取り組む課題:
1. 映画「四月になれば彼女は」のレビューにある次の一文を英語に訳しなさい。「ストーリーや演出は正に既視感有りだが、この話のフォーカスはそこではなく、登場人物の台詞や表情にある。」
2. 映画「四月になれば彼女は」のレビューについて、最後の文の後に続く文章を書きなさい。

原文:
- - -

TakuoAoyama

四月になれば彼女はのTakuoAoyamaのネタバレレビュー・内容・結末

四月になれば彼女は(2024年製作の映画)
3.5

このレビューはネタバレを含みます

主題歌「満ちてゆく/藤井風」

サイモン&ガーファンクルの同名曲からインスピレーションを受けたタイトル。四月に出会った彼女は時が過ぎ、去っていってしまう歌。

ストーリーや演出は正に既視感有りだが、この話のフォーカスはそこではなく、登場人物の台詞や表情にある。

印象的な台詞がいくつか。

大学の写真部の先輩、後輩として出会った2人。「何を撮りたいの?」という質問に対し、藤代俊(佐藤健)の「ポートレート以外」というネガティブな回答に対し、伊予田春(森七菜)は「雨の匂いとか、街の声とか」と二次元に収まらない五感を表現したいと答える。それは正に2人を引き裂く切欠にもなってしまった父親譲りの写真の撮り方。

「愛を終わらせない方法、それは何でしょう?」結婚式を目前に控えたフジの婚約者坂本弥生(長澤まさみ)はフジに問い掛け、4/1の自身の誕生日に忽然と姿をくらます。

- - -

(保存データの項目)

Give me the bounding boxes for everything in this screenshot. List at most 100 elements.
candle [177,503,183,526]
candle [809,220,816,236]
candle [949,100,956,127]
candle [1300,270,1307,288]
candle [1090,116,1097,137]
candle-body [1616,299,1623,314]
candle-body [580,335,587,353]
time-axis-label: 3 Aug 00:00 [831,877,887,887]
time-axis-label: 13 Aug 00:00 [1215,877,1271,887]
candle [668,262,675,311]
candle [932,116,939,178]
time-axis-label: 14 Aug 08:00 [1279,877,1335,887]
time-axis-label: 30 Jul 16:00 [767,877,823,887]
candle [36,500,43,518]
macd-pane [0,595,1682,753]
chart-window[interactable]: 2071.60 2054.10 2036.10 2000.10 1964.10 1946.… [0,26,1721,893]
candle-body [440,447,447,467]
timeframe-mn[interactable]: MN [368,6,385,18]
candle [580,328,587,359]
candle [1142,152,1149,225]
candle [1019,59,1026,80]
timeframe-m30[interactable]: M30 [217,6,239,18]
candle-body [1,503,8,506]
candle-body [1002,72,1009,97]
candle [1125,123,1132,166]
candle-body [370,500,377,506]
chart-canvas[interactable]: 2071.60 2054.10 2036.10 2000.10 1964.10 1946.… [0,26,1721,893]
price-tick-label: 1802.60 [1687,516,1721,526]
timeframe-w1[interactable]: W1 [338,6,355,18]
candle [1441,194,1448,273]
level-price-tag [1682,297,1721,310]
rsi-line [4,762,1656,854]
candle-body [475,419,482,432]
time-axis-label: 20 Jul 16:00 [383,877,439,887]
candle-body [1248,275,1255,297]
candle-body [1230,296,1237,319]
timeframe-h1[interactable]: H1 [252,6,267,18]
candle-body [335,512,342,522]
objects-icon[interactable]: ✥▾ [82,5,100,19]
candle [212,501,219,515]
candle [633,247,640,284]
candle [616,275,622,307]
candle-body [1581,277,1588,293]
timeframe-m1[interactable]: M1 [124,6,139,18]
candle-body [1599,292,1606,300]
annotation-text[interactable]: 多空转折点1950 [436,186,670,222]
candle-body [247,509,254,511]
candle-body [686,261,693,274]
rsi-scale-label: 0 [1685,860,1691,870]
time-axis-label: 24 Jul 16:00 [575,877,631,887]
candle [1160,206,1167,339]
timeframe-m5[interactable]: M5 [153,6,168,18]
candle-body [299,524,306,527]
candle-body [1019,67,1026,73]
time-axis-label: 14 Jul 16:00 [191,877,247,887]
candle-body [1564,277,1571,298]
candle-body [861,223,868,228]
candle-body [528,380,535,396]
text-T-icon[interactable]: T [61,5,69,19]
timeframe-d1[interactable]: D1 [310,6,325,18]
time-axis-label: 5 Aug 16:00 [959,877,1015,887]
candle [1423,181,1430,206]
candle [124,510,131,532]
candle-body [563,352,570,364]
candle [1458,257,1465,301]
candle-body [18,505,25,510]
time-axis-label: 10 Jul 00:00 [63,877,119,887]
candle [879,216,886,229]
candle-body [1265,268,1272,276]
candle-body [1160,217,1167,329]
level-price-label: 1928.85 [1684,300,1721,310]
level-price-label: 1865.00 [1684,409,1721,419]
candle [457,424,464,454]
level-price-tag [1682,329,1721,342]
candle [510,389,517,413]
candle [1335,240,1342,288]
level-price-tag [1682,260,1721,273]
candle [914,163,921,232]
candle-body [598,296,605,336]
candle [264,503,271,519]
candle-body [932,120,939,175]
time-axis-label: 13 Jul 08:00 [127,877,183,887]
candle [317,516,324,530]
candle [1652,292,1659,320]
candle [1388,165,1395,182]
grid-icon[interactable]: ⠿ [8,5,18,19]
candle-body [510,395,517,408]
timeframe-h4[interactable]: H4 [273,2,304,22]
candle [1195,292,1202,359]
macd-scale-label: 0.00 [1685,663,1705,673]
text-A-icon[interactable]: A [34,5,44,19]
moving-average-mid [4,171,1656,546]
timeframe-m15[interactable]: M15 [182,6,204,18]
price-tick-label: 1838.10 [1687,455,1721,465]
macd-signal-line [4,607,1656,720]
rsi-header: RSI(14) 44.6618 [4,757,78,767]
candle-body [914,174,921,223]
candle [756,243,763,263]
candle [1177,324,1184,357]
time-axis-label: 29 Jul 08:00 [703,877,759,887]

- - -

課題ごとの解答:
1. The story and direction certainly give a sense of déjà vu, but the focus of this story is not there; it lies in the characters' lines and facial expressions.

2.
まるで幸せには限界があると話す「リップヴァンウィンクルの花嫁」の真白(Cocco)のように、楽しい時や幸せな時に悲しくなってしまう性の弥生。

問い掛けに対する当時の彼女の答えは「手に入れないこと。」という後ろ向きな答えだが、フジの元カノ春の手紙を読み直したことで、何かを悟り、春に会いに行く。そこには病気と闘いながらも前向きに第2の人生を踏み出そうとしている彼女がいた。

「人間は言葉があるからだめ。」
「愛することをサボった。面倒くさがった。」

昔2人で選んだペアグラス。割っしまったグラスを手際良く片付けるフジを見て思う。洗面台の排水口が詰まり流れない水を見て思う。おやすみを告げ、2人別々の部屋に入ってふと考える。

いつからこんな風になってしまったのか。あの頃の気持ちはどこに行ってしまったのか。

対するフジはどこか冷めてて、格好悪くもがくことを避け、成り行き任せの人生。「自分のことが一番分からない。」と言われるが、精神科医なのにも関わらず、自分がどうしたら良いのか、パートナーが何を考えているのかが分からない。
友人のゲイのタスク(仲野太賀)に対しても「お前は気楽で良いよな〜。」と言ってしまう始末。そういうとこ。

ボリビアのウユニ塩湖、チェコのプラハ、アイスランドのレイキャビク。フジと行くはずだった各地を訪れ、なぜ春は10年前の初恋の人に今更手紙を送ったのか。そう、それは紛れもなく自分自身のため。

それは鏡面の湖に映る自分を見つめるように、時計台が刻んでいる過去の時間を動かすかのように。彼女は例え病気だとしてもポジティブに自分のために歩みを進めようとしていた。

美化された過去の記憶。
大切だった人、忘れられない人、愛した人。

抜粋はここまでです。